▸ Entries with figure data
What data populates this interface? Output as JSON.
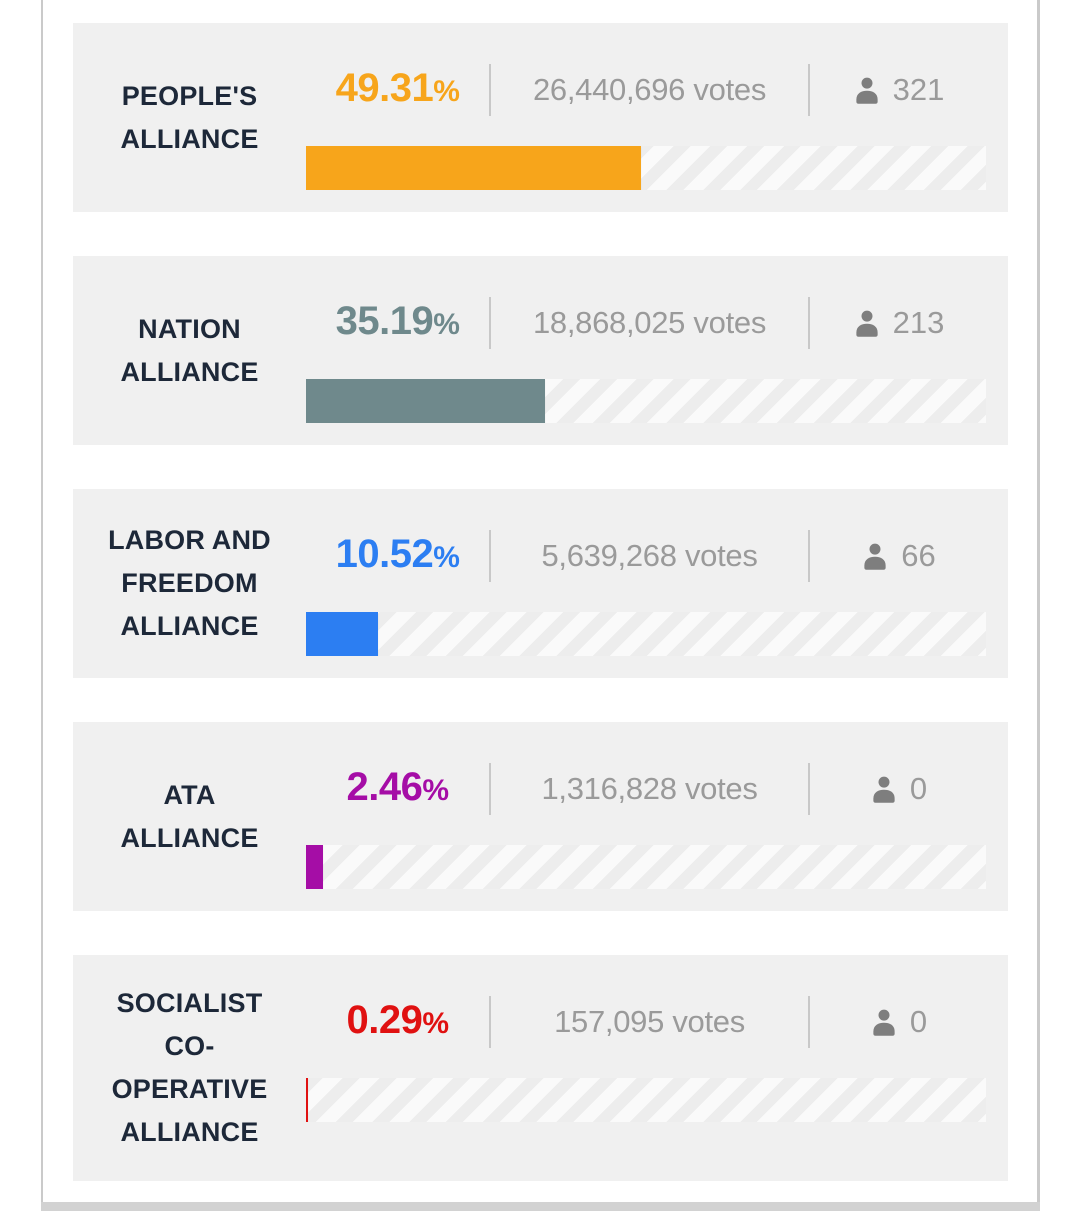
{
  "chart_data": {
    "type": "bar",
    "orientation": "horizontal",
    "title": "",
    "value_axis": "percent of votes",
    "value_range": [
      0,
      100
    ],
    "rows": [
      {
        "name": "PEOPLE'S ALLIANCE",
        "percent": 49.31,
        "percent_label": "49.31",
        "percent_sign": "%",
        "votes": 26440696,
        "votes_label": "26,440,696 votes",
        "seats": 321,
        "seats_label": "321",
        "color": "#f7a51b"
      },
      {
        "name": "NATION ALLIANCE",
        "percent": 35.19,
        "percent_label": "35.19",
        "percent_sign": "%",
        "votes": 18868025,
        "votes_label": "18,868,025 votes",
        "seats": 213,
        "seats_label": "213",
        "color": "#6f898c"
      },
      {
        "name": "LABOR AND FREEDOM ALLIANCE",
        "percent": 10.52,
        "percent_label": "10.52",
        "percent_sign": "%",
        "votes": 5639268,
        "votes_label": "5,639,268 votes",
        "seats": 66,
        "seats_label": "66",
        "color": "#2c7ef2"
      },
      {
        "name": "ATA ALLIANCE",
        "percent": 2.46,
        "percent_label": "2.46",
        "percent_sign": "%",
        "votes": 1316828,
        "votes_label": "1,316,828 votes",
        "seats": 0,
        "seats_label": "0",
        "color": "#a50da6"
      },
      {
        "name": "SOCIALIST CO-OPERATIVE ALLIANCE",
        "percent": 0.29,
        "percent_label": "0.29",
        "percent_sign": "%",
        "votes": 157095,
        "votes_label": "157,095 votes",
        "seats": 0,
        "seats_label": "0",
        "color": "#e01111"
      }
    ]
  },
  "colors": {
    "card_background": "#f0f0f0",
    "label_text": "#1d2839",
    "secondary_text": "#9a9a9a",
    "icon_gray": "#7e7e7e",
    "divider": "#c8c8c8"
  },
  "icons": {
    "seats": "person-icon"
  }
}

▸ WRITTEN TASK
Leave out the pictures and return every record word for word.

▸ WRITTEN ANSWER
What data populates this interface? Output as JSON.
{
  "chart_data": {
    "type": "bar",
    "orientation": "horizontal",
    "title": "",
    "value_axis": "percent of votes",
    "value_range": [
      0,
      100
    ],
    "rows": [
      {
        "name": "PEOPLE'S ALLIANCE",
        "percent": 49.31,
        "percent_label": "49.31",
        "percent_sign": "%",
        "votes": 26440696,
        "votes_label": "26,440,696 votes",
        "seats": 321,
        "seats_label": "321",
        "color": "#f7a51b"
      },
      {
        "name": "NATION ALLIANCE",
        "percent": 35.19,
        "percent_label": "35.19",
        "percent_sign": "%",
        "votes": 18868025,
        "votes_label": "18,868,025 votes",
        "seats": 213,
        "seats_label": "213",
        "color": "#6f898c"
      },
      {
        "name": "LABOR AND FREEDOM ALLIANCE",
        "percent": 10.52,
        "percent_label": "10.52",
        "percent_sign": "%",
        "votes": 5639268,
        "votes_label": "5,639,268 votes",
        "seats": 66,
        "seats_label": "66",
        "color": "#2c7ef2"
      },
      {
        "name": "ATA ALLIANCE",
        "percent": 2.46,
        "percent_label": "2.46",
        "percent_sign": "%",
        "votes": 1316828,
        "votes_label": "1,316,828 votes",
        "seats": 0,
        "seats_label": "0",
        "color": "#a50da6"
      },
      {
        "name": "SOCIALIST CO-OPERATIVE ALLIANCE",
        "percent": 0.29,
        "percent_label": "0.29",
        "percent_sign": "%",
        "votes": 157095,
        "votes_label": "157,095 votes",
        "seats": 0,
        "seats_label": "0",
        "color": "#e01111"
      }
    ]
  },
  "colors": {
    "card_background": "#f0f0f0",
    "label_text": "#1d2839",
    "secondary_text": "#9a9a9a",
    "icon_gray": "#7e7e7e",
    "divider": "#c8c8c8"
  },
  "icons": {
    "seats": "person-icon"
  }
}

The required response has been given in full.